#### Do this:
Copy all of the material exactly. Pictures are not to appear in the copy.

#### The records:
>> Start

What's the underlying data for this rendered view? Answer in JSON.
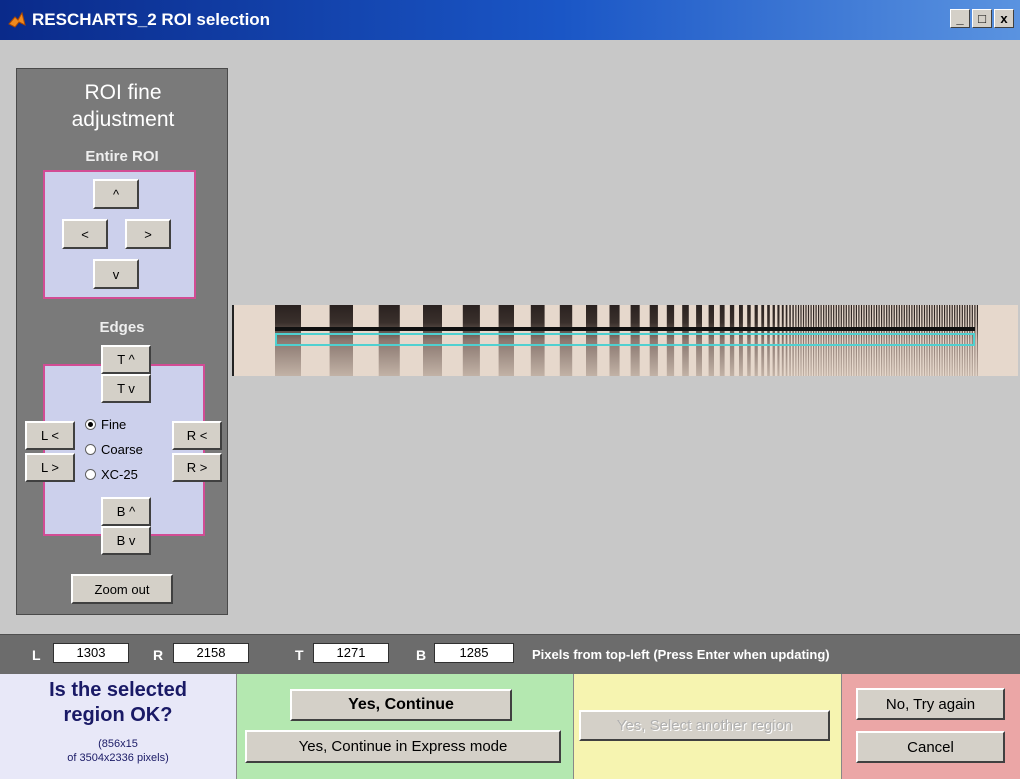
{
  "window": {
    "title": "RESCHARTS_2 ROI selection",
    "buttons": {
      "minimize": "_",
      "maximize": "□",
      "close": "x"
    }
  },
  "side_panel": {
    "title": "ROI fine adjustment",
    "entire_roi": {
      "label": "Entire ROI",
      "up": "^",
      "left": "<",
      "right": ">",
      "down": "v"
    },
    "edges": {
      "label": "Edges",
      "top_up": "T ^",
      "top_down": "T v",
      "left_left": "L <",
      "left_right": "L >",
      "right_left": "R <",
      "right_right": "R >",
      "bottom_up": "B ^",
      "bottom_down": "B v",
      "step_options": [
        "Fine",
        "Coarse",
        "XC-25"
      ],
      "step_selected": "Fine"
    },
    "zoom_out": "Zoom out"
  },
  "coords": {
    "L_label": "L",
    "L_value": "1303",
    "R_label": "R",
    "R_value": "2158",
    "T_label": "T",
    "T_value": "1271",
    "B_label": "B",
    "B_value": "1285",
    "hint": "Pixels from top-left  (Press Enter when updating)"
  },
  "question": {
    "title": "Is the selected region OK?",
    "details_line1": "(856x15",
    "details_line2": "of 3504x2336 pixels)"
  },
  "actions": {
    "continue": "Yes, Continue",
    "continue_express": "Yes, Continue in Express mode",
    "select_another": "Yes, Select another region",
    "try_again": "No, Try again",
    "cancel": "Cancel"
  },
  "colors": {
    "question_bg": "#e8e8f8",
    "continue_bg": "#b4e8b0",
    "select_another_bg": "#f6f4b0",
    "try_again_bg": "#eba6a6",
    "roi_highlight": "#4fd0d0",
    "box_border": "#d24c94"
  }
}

>> End

#### Answer in full:
What's the underlying data for this rendered view? Answer in JSON.
{
  "window": {
    "title": "RESCHARTS_2 ROI selection",
    "buttons": {
      "minimize": "_",
      "maximize": "□",
      "close": "x"
    }
  },
  "side_panel": {
    "title": "ROI fine adjustment",
    "entire_roi": {
      "label": "Entire ROI",
      "up": "^",
      "left": "<",
      "right": ">",
      "down": "v"
    },
    "edges": {
      "label": "Edges",
      "top_up": "T ^",
      "top_down": "T v",
      "left_left": "L <",
      "left_right": "L >",
      "right_left": "R <",
      "right_right": "R >",
      "bottom_up": "B ^",
      "bottom_down": "B v",
      "step_options": [
        "Fine",
        "Coarse",
        "XC-25"
      ],
      "step_selected": "Fine"
    },
    "zoom_out": "Zoom out"
  },
  "coords": {
    "L_label": "L",
    "L_value": "1303",
    "R_label": "R",
    "R_value": "2158",
    "T_label": "T",
    "T_value": "1271",
    "B_label": "B",
    "B_value": "1285",
    "hint": "Pixels from top-left  (Press Enter when updating)"
  },
  "question": {
    "title": "Is the selected region OK?",
    "details_line1": "(856x15",
    "details_line2": "of 3504x2336 pixels)"
  },
  "actions": {
    "continue": "Yes, Continue",
    "continue_express": "Yes, Continue in Express mode",
    "select_another": "Yes, Select another region",
    "try_again": "No, Try again",
    "cancel": "Cancel"
  },
  "colors": {
    "question_bg": "#e8e8f8",
    "continue_bg": "#b4e8b0",
    "select_another_bg": "#f6f4b0",
    "try_again_bg": "#eba6a6",
    "roi_highlight": "#4fd0d0",
    "box_border": "#d24c94"
  }
}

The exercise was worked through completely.